YOUR TASK:
In the data, take the part that opens with the line containing "- left-tick-label: 600: [41, 201, 70, 219]" and closes with the line containing "- yoy-dot: [503, 177, 515, 189]". Write it out again, substituting "growth-marker" for every "yoy-dot" and leaving everything else the same.

[start]

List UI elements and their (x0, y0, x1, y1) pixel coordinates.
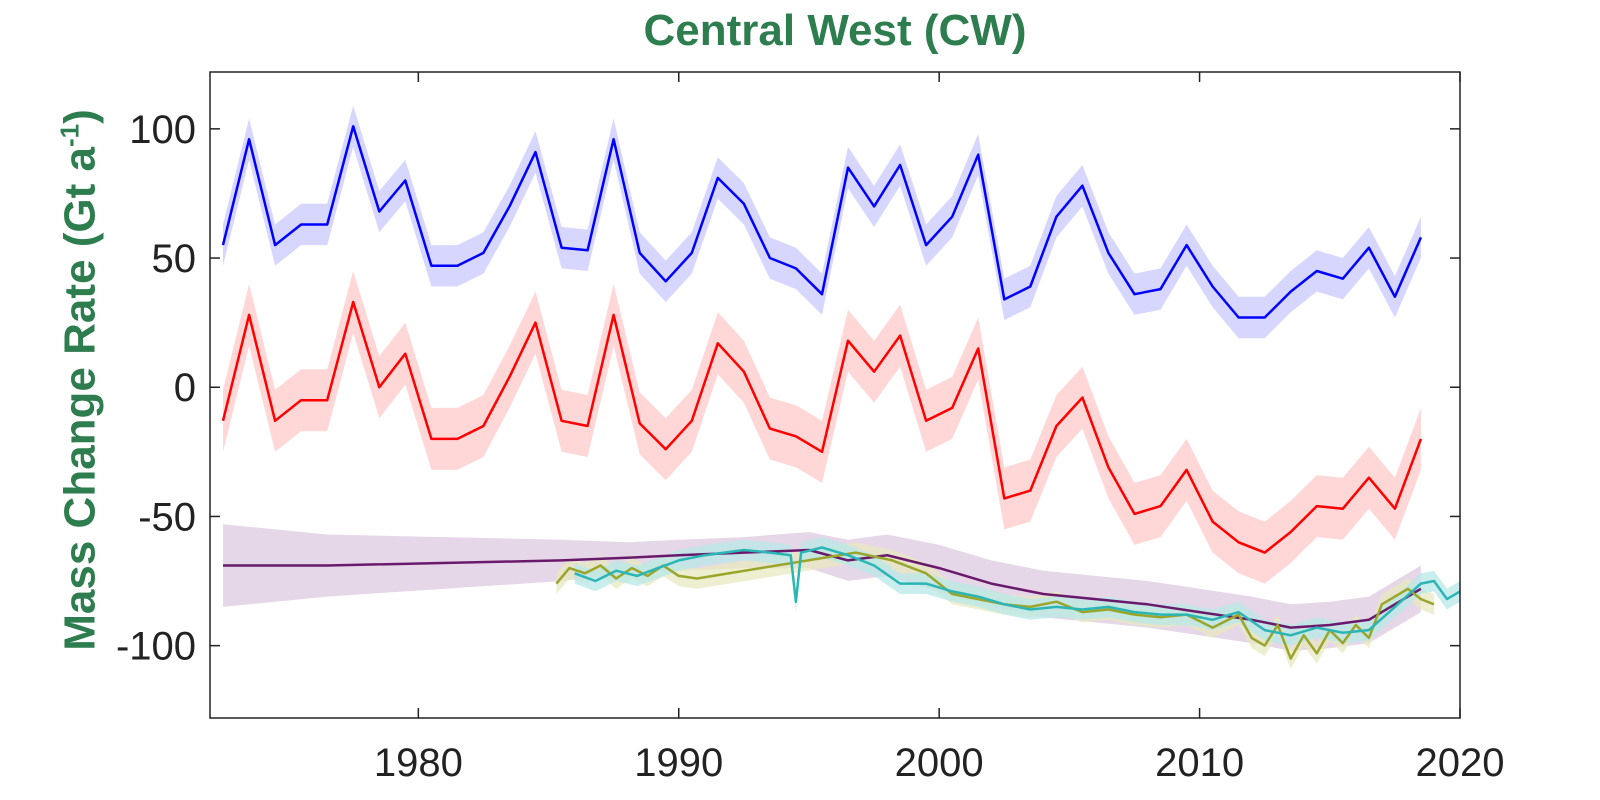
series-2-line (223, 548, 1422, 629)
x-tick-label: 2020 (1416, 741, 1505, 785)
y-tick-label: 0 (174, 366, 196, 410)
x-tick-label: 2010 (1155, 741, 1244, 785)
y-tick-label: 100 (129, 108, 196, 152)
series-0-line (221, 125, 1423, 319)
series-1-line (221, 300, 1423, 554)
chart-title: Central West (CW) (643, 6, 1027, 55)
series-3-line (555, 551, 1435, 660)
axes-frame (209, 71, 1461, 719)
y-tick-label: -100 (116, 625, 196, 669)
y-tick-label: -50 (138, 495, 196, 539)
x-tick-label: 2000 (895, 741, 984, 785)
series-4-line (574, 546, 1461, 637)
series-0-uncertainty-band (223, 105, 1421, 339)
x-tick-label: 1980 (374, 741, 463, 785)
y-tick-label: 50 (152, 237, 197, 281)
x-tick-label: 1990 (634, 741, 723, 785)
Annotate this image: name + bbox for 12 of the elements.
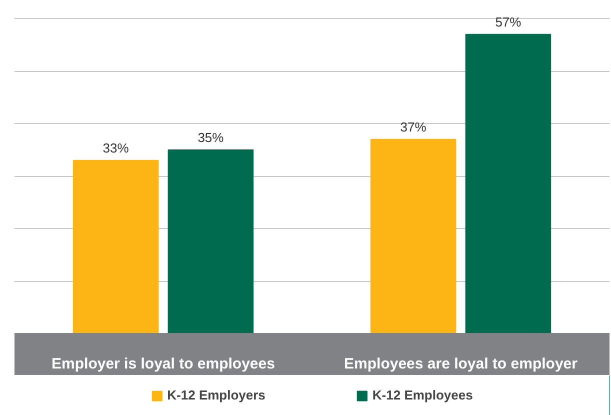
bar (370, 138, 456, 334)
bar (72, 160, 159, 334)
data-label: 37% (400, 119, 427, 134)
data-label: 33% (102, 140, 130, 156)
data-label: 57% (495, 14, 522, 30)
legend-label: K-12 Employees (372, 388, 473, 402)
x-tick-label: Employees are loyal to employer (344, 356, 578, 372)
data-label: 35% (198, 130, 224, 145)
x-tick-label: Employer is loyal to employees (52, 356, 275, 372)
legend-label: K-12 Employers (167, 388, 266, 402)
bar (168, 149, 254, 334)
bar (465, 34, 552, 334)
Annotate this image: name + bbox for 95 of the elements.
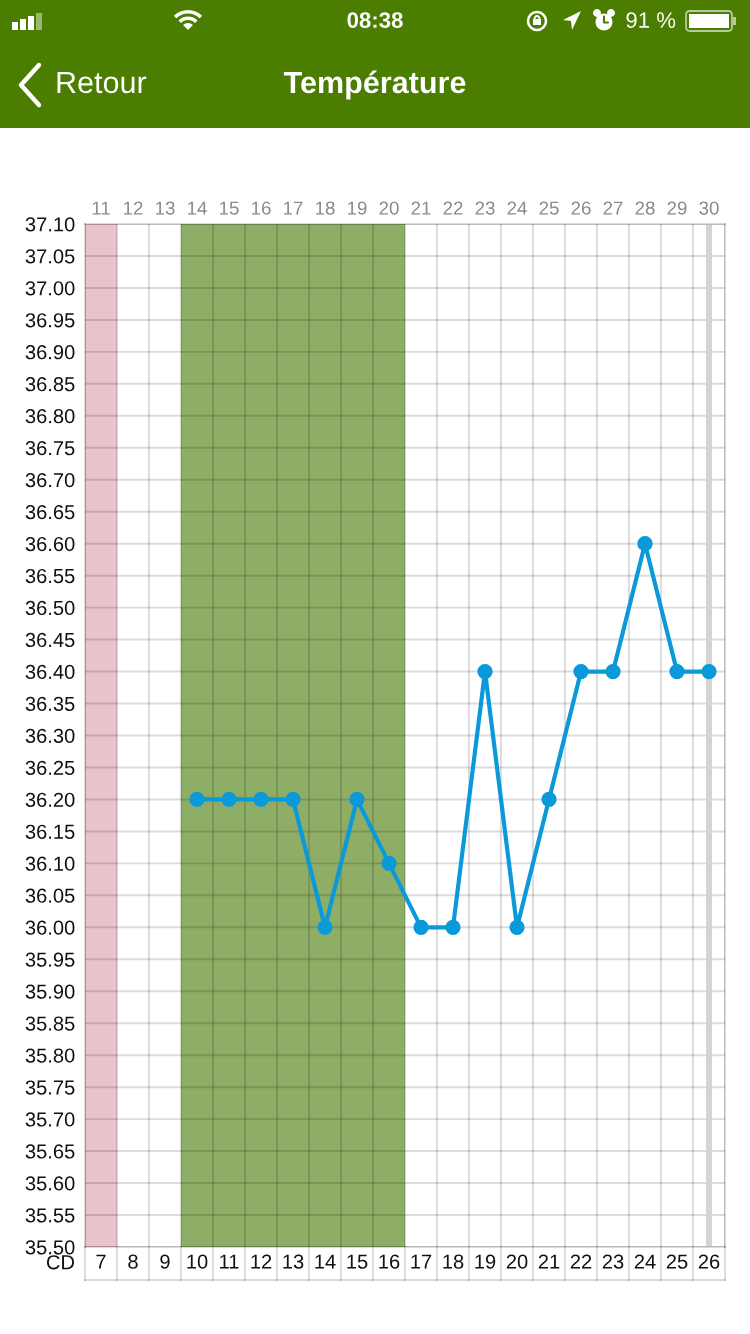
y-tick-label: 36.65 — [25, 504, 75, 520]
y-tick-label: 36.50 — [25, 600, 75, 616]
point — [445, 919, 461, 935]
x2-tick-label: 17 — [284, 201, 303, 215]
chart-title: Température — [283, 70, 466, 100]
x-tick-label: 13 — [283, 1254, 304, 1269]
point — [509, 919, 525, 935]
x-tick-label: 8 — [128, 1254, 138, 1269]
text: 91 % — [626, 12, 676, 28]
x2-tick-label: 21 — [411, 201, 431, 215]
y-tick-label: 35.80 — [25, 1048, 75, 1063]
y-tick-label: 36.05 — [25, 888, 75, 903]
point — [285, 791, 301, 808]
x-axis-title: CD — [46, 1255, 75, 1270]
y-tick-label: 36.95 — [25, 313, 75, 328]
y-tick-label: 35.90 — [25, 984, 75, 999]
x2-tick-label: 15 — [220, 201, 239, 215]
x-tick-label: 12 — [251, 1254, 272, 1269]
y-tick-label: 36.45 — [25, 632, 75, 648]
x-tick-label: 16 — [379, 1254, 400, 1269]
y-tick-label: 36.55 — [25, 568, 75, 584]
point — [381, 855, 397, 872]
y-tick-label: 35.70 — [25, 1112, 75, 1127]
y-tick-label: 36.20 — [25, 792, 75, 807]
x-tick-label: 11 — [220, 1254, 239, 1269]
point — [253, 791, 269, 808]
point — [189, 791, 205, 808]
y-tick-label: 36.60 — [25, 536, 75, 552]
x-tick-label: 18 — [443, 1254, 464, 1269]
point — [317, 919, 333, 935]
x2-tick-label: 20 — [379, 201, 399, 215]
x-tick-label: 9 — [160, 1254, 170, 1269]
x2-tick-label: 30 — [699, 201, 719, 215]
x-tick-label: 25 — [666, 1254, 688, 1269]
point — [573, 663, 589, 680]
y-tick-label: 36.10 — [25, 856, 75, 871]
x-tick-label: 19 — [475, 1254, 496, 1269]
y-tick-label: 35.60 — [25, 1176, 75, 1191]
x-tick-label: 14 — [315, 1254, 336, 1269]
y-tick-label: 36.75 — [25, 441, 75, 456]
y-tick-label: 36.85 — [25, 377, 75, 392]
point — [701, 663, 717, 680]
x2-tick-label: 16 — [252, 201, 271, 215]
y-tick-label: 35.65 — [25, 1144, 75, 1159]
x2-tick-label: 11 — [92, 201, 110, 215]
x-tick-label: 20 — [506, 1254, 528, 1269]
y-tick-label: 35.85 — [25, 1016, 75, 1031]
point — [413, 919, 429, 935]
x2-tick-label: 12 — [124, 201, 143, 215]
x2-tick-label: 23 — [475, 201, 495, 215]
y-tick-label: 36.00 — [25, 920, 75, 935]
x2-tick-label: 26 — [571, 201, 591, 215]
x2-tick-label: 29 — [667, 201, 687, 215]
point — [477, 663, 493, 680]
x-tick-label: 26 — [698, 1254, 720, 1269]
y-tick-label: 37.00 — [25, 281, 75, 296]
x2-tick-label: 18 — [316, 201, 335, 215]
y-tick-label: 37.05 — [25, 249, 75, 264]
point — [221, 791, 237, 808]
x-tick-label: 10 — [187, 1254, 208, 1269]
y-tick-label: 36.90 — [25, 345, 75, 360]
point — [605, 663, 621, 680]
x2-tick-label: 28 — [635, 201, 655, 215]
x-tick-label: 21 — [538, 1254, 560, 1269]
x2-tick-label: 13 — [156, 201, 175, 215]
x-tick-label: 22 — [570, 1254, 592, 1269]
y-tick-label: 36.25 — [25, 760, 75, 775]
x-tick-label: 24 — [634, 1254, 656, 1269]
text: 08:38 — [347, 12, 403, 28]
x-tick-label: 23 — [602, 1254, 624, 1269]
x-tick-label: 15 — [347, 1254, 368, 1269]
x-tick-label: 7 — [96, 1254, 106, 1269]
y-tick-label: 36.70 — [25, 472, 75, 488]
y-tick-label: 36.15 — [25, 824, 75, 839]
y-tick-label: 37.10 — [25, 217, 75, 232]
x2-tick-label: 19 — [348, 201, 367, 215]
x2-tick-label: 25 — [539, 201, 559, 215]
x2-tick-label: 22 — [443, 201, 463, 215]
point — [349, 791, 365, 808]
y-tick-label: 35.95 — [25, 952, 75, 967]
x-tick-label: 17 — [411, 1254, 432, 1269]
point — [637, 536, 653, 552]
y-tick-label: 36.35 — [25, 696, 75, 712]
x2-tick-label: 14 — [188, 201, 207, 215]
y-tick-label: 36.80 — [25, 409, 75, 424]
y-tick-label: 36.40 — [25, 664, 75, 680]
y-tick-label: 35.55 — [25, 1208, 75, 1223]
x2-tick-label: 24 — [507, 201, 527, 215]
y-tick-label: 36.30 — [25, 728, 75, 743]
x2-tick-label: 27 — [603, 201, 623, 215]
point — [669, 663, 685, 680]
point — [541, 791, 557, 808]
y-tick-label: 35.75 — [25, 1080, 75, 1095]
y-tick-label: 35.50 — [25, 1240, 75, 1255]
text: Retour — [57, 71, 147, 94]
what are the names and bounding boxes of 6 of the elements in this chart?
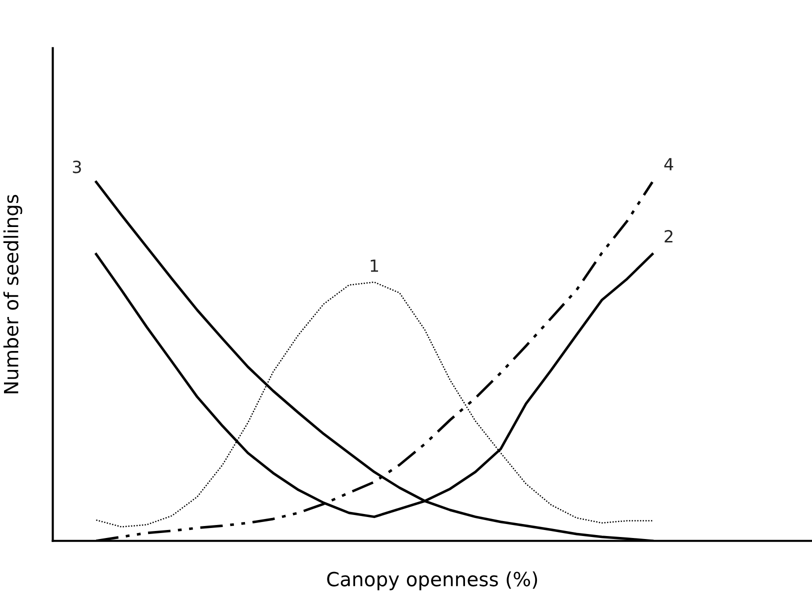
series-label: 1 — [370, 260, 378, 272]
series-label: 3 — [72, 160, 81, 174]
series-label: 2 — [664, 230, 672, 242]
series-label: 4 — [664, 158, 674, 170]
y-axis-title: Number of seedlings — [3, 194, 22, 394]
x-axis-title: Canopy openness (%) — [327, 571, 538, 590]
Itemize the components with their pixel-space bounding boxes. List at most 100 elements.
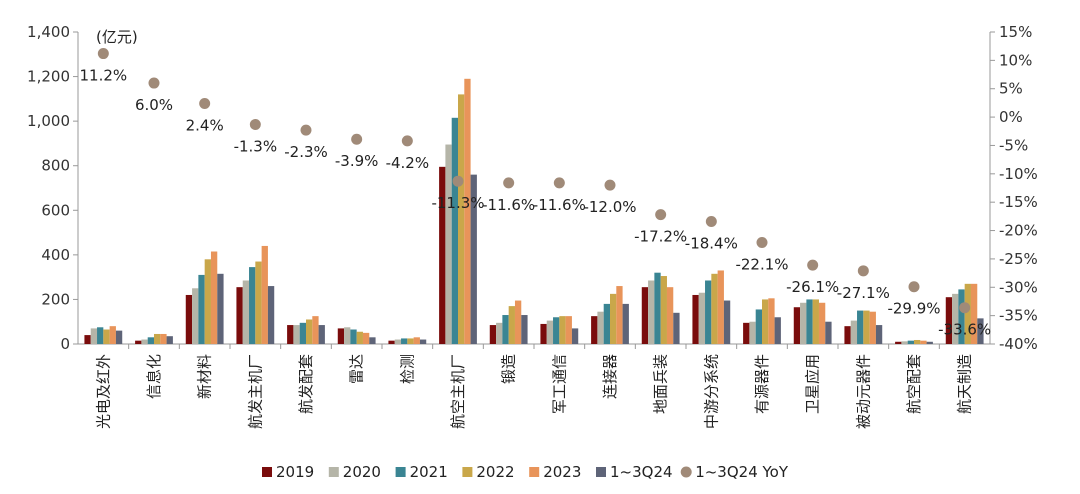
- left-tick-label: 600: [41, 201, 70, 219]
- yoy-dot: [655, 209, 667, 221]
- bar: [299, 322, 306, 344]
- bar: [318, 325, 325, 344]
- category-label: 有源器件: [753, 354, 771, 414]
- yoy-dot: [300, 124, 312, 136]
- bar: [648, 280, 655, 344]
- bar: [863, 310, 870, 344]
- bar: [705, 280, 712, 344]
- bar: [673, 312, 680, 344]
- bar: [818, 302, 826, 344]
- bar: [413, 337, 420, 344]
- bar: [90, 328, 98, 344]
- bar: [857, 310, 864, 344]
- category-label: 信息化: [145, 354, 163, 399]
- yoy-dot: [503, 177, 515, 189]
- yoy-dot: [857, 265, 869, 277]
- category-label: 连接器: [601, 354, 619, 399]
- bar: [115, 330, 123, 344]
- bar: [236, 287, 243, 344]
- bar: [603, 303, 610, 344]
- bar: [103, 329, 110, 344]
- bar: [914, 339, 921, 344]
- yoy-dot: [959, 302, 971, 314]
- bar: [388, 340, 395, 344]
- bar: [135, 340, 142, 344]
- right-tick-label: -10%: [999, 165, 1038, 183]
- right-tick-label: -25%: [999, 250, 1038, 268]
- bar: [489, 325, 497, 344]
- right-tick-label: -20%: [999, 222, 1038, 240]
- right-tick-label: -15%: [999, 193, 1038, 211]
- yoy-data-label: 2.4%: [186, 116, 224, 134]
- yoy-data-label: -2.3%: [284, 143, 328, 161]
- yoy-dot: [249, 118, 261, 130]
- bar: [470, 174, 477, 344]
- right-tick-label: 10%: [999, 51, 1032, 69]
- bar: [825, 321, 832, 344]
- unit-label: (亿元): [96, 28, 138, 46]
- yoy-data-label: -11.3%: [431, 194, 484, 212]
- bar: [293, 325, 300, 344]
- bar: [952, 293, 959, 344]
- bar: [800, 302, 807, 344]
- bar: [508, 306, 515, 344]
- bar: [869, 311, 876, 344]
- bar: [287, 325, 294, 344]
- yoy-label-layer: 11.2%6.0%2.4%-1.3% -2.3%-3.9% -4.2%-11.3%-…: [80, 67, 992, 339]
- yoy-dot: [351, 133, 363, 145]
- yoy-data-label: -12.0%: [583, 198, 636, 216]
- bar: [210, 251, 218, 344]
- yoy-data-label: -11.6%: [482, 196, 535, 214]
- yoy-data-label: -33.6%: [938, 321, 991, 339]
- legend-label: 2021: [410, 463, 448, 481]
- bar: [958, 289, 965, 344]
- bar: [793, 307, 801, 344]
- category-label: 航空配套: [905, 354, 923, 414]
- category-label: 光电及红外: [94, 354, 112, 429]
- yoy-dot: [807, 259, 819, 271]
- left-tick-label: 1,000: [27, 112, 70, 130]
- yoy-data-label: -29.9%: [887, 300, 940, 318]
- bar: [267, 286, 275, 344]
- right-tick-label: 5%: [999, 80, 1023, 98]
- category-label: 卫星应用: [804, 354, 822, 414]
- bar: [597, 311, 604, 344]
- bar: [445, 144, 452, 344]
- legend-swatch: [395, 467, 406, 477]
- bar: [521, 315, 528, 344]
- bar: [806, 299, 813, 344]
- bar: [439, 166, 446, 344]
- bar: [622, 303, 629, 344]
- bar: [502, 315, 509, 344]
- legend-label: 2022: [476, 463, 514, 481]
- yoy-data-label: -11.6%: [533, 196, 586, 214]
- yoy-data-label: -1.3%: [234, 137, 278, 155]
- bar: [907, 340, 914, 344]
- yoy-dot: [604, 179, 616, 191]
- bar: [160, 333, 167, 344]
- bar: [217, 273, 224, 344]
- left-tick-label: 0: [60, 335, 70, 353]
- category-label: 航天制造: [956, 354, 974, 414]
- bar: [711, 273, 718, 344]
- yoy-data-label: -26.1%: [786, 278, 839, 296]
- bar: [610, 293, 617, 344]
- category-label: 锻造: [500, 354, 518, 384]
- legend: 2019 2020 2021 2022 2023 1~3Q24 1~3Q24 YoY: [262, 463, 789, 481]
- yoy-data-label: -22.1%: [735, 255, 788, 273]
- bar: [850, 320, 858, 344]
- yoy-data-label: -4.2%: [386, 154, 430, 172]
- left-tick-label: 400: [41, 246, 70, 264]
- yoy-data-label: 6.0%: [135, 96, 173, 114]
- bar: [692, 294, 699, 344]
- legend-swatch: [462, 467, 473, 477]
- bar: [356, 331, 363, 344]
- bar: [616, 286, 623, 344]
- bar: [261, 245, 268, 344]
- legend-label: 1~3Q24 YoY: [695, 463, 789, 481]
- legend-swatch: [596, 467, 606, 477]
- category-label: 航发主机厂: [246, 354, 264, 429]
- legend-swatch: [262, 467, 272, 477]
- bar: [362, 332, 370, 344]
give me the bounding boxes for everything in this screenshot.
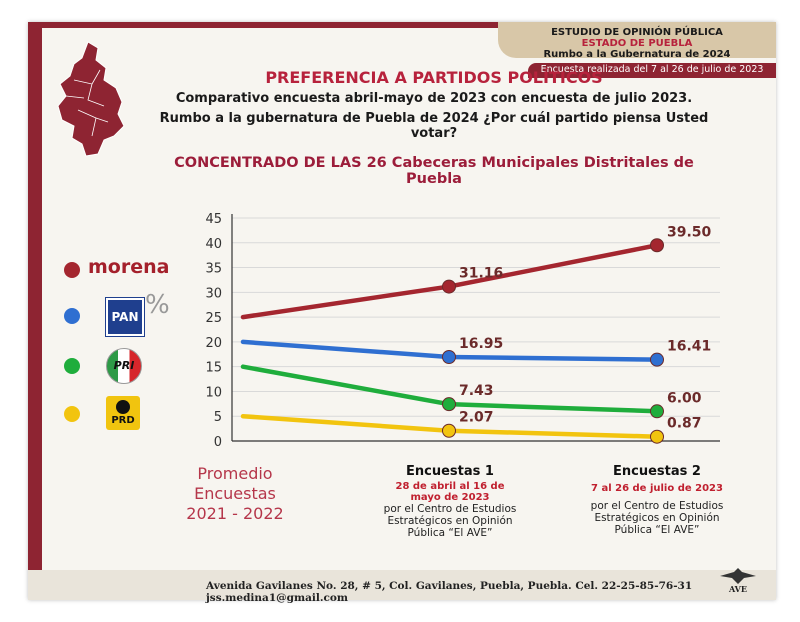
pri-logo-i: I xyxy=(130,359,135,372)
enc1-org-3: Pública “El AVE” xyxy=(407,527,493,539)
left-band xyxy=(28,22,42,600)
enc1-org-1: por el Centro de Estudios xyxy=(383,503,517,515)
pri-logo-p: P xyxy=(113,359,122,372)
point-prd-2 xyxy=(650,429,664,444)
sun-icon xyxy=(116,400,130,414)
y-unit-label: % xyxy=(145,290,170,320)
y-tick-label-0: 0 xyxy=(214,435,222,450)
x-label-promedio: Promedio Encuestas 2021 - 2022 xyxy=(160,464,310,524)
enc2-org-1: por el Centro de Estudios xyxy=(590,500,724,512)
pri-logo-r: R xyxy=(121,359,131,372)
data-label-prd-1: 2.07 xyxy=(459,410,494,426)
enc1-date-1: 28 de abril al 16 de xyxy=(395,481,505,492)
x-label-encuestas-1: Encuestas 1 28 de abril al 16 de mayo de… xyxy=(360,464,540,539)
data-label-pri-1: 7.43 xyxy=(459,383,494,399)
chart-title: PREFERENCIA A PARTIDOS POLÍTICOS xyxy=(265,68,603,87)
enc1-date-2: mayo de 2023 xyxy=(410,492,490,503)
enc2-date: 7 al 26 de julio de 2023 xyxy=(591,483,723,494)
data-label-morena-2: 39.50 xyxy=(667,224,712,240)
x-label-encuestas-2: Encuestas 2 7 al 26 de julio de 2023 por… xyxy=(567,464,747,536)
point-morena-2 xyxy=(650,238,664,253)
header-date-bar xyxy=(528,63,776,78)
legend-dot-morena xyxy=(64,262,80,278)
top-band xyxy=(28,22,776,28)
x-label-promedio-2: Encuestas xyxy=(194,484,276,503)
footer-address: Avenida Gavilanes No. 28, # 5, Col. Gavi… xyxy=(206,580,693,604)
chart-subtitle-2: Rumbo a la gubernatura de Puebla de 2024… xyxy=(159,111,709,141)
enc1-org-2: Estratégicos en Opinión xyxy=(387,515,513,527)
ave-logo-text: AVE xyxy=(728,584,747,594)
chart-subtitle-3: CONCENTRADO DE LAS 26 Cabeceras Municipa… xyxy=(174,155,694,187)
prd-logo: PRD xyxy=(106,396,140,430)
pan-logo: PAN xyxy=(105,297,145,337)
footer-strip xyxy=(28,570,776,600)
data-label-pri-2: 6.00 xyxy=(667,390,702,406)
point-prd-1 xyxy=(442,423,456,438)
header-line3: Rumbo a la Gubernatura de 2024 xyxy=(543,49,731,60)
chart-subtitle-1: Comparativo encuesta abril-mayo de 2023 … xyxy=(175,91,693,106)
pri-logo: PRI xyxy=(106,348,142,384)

[end]

EXERCISE SOLUTION:
- left-tick-label: 600: [41, 201, 70, 219]
- growth-marker: [655, 209, 667, 221]
- bar: [299, 322, 306, 344]
- bar: [318, 325, 325, 344]
- category-label: 有源器件: [753, 354, 771, 414]
- growth-marker: [300, 124, 312, 136]
- bar: [648, 280, 655, 344]
- bar: [863, 310, 870, 344]
- bar: [705, 280, 712, 344]
- bar: [673, 312, 680, 344]
- bar: [818, 302, 826, 344]
- bar: [413, 337, 420, 344]
- bar: [90, 328, 98, 344]
- bar: [857, 310, 864, 344]
- category-label: 信息化: [145, 354, 163, 399]
- growth-marker: [503, 177, 515, 189]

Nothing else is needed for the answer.